OBJECTIVE A ::
Reproduce the basketball player biography below word for word.

TEXT PASSAGE ::
Ozan Anton Odabasi (born 8 August 1995) is a Finnish-Turkish professional basketball player for Galatasaray of the Turkish Basketbol Süper Ligi (BSL) and the EuroCup.

Odabasi grew up with the Tapiolan Honka. He moved to Fenerbahçe Ülker in summer 2012 but in 2013 he returned to Honka. He was named Korisliiga Rookie of the Year in season 2013-14, finishing with averages of 8,0 points and 3,9 rebounds per game.

He played in the Adidas Nations tournament for Team Europe in Los Angeles, 2012. He averaged 13,8 points and 8,5 rebounds per game.

Odabasi transferred from Tapiolan Honka to Helsinki Seagulls during the 2014-15 season of Korisliiga. He played 12 games in Honka before the transfer, averaging 13,3 points and 6,8 rebounds per game.

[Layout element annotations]
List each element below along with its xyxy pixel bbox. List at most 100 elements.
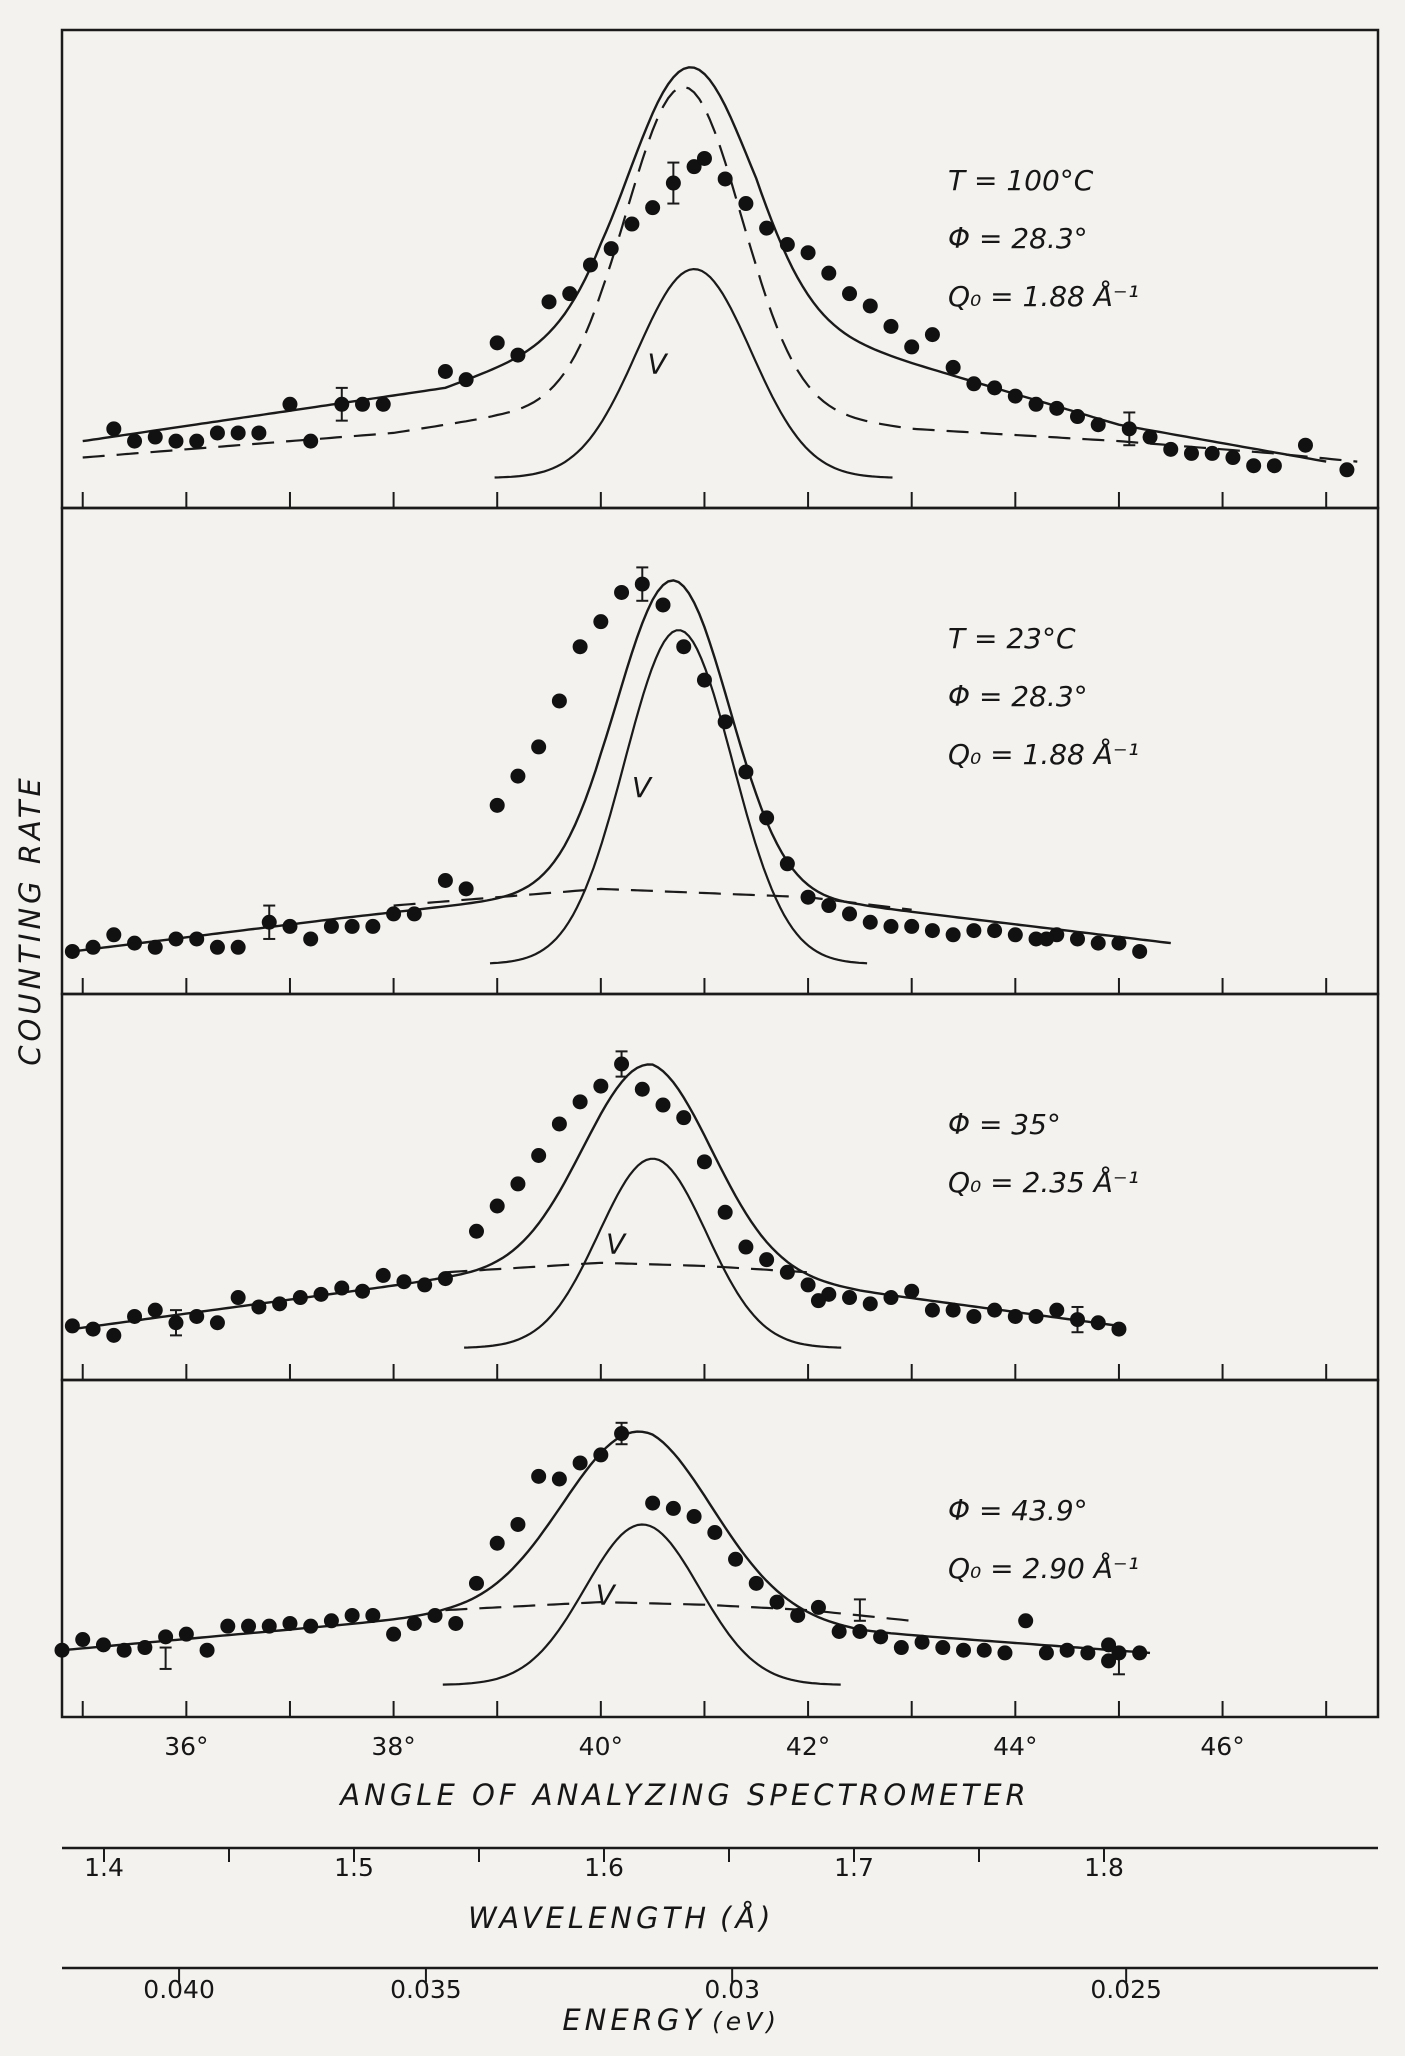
data-point — [1069, 931, 1085, 947]
data-point — [1007, 1308, 1023, 1324]
data-point — [230, 1290, 246, 1306]
data-point — [323, 918, 339, 934]
data-point — [842, 286, 858, 302]
data-point — [810, 1293, 826, 1309]
data-point — [873, 1629, 889, 1645]
data-point — [582, 257, 598, 273]
curve-label-v: V — [647, 348, 668, 381]
data-point — [717, 1204, 733, 1220]
data-point — [883, 1290, 899, 1306]
data-point — [862, 1296, 878, 1312]
data-point — [759, 220, 775, 236]
data-point — [862, 914, 878, 930]
data-point — [935, 1640, 951, 1656]
energy-tick-label: 0.035 — [390, 1975, 462, 2004]
data-point — [230, 425, 246, 441]
data-point — [127, 433, 143, 449]
data-point — [448, 1615, 464, 1631]
data-point — [1028, 931, 1044, 947]
data-point — [945, 1302, 961, 1318]
fit-curve — [61, 1430, 1151, 1655]
wavelength-axis-label: WAVELENGTH — [468, 1901, 710, 1935]
curve-label-v: V — [632, 771, 653, 804]
data-point — [717, 714, 733, 730]
data-point — [1028, 396, 1044, 412]
data-point — [738, 764, 754, 780]
panel-frame — [60, 992, 1380, 1382]
y-axis-label: COUNTING RATE — [13, 774, 47, 1066]
data-point — [251, 1299, 267, 1315]
data-point — [375, 396, 391, 412]
data-point — [779, 856, 795, 872]
wavelength-tick-label: 1.5 — [334, 1853, 374, 1882]
data-point — [282, 1615, 298, 1631]
panel-3: V Φ = 35° Q₀ = 2.35 Å⁻¹ — [60, 992, 1380, 1382]
dashed-curve — [445, 1600, 912, 1622]
data-point — [365, 1607, 381, 1623]
data-point — [64, 943, 80, 959]
data-point — [1069, 1312, 1085, 1328]
panels: V T = 100°C Φ = 28.3° Q₀ = 1.88 Å⁻¹ V T = 23°… — [54, 28, 1380, 1761]
data-point — [1142, 429, 1158, 445]
data-point — [365, 918, 381, 934]
data-point — [137, 1640, 153, 1656]
data-point — [800, 1277, 816, 1293]
data-point — [189, 1308, 205, 1324]
data-point — [303, 931, 319, 947]
data-point — [800, 245, 816, 261]
data-point — [541, 294, 557, 310]
data-point — [655, 1097, 671, 1113]
energy-tick-label: 0.040 — [143, 1975, 215, 2004]
data-point — [1246, 458, 1262, 474]
data-point — [696, 1154, 712, 1170]
data-point — [64, 1318, 80, 1334]
data-point — [427, 1607, 443, 1623]
data-point — [334, 1280, 350, 1296]
data-point — [987, 380, 1003, 396]
data-point — [158, 1629, 174, 1645]
data-point — [562, 286, 578, 302]
data-point — [572, 1094, 588, 1110]
data-point — [375, 1267, 391, 1283]
data-point — [272, 1296, 288, 1312]
data-point — [676, 1110, 692, 1126]
data-point — [106, 927, 122, 943]
data-point — [178, 1626, 194, 1642]
data-point — [696, 672, 712, 688]
data-point — [1339, 462, 1355, 478]
wavelength-tick-label: 1.6 — [584, 1853, 624, 1882]
data-point — [437, 1271, 453, 1287]
data-point — [510, 1516, 526, 1532]
data-point — [593, 1447, 609, 1463]
data-point — [1007, 927, 1023, 943]
annotation-3: Q₀ = 1.88 Å⁻¹ — [948, 279, 1139, 313]
data-point — [810, 1599, 826, 1615]
data-point — [1090, 935, 1106, 951]
data-point — [759, 1252, 775, 1268]
data-point — [904, 339, 920, 355]
data-point — [458, 881, 474, 897]
data-point — [531, 739, 547, 755]
angle-tick-label: 38° — [371, 1732, 415, 1761]
angle-axis-label: ANGLE OF ANALYZING SPECTROMETER — [338, 1778, 1029, 1812]
data-point — [489, 335, 505, 351]
data-point — [168, 931, 184, 947]
data-point — [696, 150, 712, 166]
data-point — [904, 918, 920, 934]
data-point — [147, 939, 163, 955]
v-gaussian-curve — [442, 1523, 841, 1686]
data-point — [945, 927, 961, 943]
data-point — [220, 1618, 236, 1634]
data-point — [966, 1308, 982, 1324]
data-point — [1049, 1302, 1065, 1318]
data-point — [614, 1056, 630, 1072]
v-gaussian-curve — [464, 1157, 842, 1349]
wavelength-axis-unit: (Å) — [720, 1901, 774, 1935]
data-point — [914, 1634, 930, 1650]
panel-2: V T = 23°C Φ = 28.3° Q₀ = 1.88 Å⁻¹ — [60, 506, 1380, 996]
data-point — [510, 347, 526, 363]
data-point — [728, 1551, 744, 1567]
dashed-curve — [393, 887, 912, 911]
angle-tick-label: 40° — [579, 1732, 623, 1761]
data-point — [987, 923, 1003, 939]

OBJECTIVE B ::
Rewrite the rows from the line containing "data-point — [1069, 931, 1085, 947]" down to the line containing "data-point — [365, 1607, 381, 1623]", both included, with "dashed-curve" replaced by "broken-curve" and nothing else changed. Return only those lines.

EXERCISE ANSWER A ::
Ozan Anton Odabasi (born 8 August 1995) is a Finnish-Turkish professional basketball player for Galatasaray of the Turkish Basketbol Süper Ligi (BSL) and the EuroCup.

Odabasi grew up with the Tapiolan Honka. He moved to Fenerbahçe Ülker in summer 2012 but in 2013 he returned to Honka. He was named Korisliiga Rookie of the Year in season 2013-14, finishing with averages of 8,0 points and 3,9 rebounds per game.

He played in the Adidas Nations tournament for Team Europe in Los Angeles, 2012. He averaged 13,8 points and 8,5 rebounds per game.

Odabasi transferred from Tapiolan Honka to Helsinki Seagulls during the 2014-15 season of Korisliiga. He played 12 games in Honka before the transfer, averaging 13,3 points and 6,8 rebounds per game.

EXERCISE ANSWER B ::
data-point — [1069, 931, 1085, 947]
data-point — [1007, 1308, 1023, 1324]
data-point — [230, 1290, 246, 1306]
data-point — [323, 918, 339, 934]
data-point — [842, 286, 858, 302]
data-point — [810, 1293, 826, 1309]
data-point — [873, 1629, 889, 1645]
data-point — [582, 257, 598, 273]
curve-label-v: V — [647, 348, 668, 381]
data-point — [717, 1204, 733, 1220]
data-point — [883, 1290, 899, 1306]
data-point — [862, 1296, 878, 1312]
data-point — [759, 220, 775, 236]
data-point — [862, 914, 878, 930]
data-point — [935, 1640, 951, 1656]
energy-tick-label: 0.035 — [390, 1975, 462, 2004]
data-point — [230, 425, 246, 441]
data-point — [127, 433, 143, 449]
data-point — [448, 1615, 464, 1631]
data-point — [1028, 931, 1044, 947]
data-point — [945, 1302, 961, 1318]
fit-curve — [61, 1430, 1151, 1655]
wavelength-axis-label: WAVELENGTH — [468, 1901, 710, 1935]
curve-label-v: V — [632, 771, 653, 804]
data-point — [717, 714, 733, 730]
data-point — [1028, 396, 1044, 412]
data-point — [738, 764, 754, 780]
panel-frame — [60, 992, 1380, 1382]
y-axis-label: COUNTING RATE — [13, 774, 47, 1066]
data-point — [251, 1299, 267, 1315]
data-point — [375, 396, 391, 412]
data-point — [779, 856, 795, 872]
wavelength-tick-label: 1.5 — [334, 1853, 374, 1882]
data-point — [282, 1615, 298, 1631]
panel-3: V Φ = 35° Q₀ = 2.35 Å⁻¹ — [60, 992, 1380, 1382]
broken-curve — [445, 1600, 912, 1622]
data-point — [365, 1607, 381, 1623]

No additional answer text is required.